Aim → Comb through the entries for "JSON" and pull out each line that holds it.

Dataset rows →
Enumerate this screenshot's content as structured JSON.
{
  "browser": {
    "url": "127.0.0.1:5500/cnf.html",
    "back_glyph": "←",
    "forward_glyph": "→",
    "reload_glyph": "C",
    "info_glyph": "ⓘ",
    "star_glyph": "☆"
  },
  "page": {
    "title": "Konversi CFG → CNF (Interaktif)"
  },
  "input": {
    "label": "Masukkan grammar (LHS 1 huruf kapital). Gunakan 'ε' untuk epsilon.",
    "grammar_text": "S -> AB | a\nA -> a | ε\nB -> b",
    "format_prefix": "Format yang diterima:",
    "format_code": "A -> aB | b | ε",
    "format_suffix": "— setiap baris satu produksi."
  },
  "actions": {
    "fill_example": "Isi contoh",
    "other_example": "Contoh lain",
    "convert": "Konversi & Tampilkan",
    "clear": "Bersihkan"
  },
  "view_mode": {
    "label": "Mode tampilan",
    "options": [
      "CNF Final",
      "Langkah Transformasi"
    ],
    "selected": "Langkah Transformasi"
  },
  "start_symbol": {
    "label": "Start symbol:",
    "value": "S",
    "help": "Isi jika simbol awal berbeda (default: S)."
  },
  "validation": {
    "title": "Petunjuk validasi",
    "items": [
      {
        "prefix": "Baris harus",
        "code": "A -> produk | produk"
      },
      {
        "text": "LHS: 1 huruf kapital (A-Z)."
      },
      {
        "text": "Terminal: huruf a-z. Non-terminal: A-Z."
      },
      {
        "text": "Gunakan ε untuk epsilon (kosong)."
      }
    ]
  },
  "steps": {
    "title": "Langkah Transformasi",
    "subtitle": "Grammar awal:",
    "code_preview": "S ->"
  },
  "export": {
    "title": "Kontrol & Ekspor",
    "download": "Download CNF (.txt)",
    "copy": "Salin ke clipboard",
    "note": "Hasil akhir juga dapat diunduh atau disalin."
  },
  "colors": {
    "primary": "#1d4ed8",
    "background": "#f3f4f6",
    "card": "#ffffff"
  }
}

--

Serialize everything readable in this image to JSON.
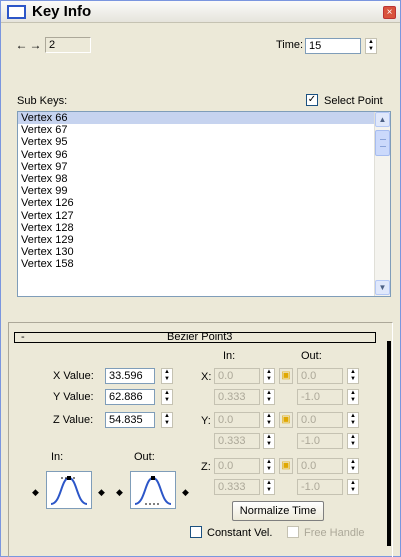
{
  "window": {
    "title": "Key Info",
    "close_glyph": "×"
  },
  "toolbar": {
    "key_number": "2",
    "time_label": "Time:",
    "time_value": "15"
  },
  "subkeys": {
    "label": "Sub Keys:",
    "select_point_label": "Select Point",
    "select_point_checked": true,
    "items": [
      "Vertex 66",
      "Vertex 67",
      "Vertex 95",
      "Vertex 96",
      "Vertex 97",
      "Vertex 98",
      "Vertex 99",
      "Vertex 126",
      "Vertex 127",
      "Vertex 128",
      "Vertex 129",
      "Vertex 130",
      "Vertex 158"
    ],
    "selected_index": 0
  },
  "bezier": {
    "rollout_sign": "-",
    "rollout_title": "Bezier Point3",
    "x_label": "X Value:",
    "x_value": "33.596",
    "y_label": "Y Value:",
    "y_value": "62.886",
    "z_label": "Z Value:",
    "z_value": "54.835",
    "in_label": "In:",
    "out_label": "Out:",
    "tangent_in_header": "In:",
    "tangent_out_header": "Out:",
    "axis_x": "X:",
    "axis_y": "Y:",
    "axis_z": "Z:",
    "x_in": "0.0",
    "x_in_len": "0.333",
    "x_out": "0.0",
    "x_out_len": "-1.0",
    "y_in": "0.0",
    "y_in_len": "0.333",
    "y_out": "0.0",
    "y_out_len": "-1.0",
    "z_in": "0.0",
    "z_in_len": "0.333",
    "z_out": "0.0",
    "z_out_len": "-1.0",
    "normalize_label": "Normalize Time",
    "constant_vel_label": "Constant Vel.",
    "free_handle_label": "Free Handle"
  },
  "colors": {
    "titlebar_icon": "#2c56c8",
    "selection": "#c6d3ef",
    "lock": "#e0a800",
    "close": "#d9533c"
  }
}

Final result →
Enumerate this screenshot's content as structured JSON.
Serialize everything readable in this image to JSON.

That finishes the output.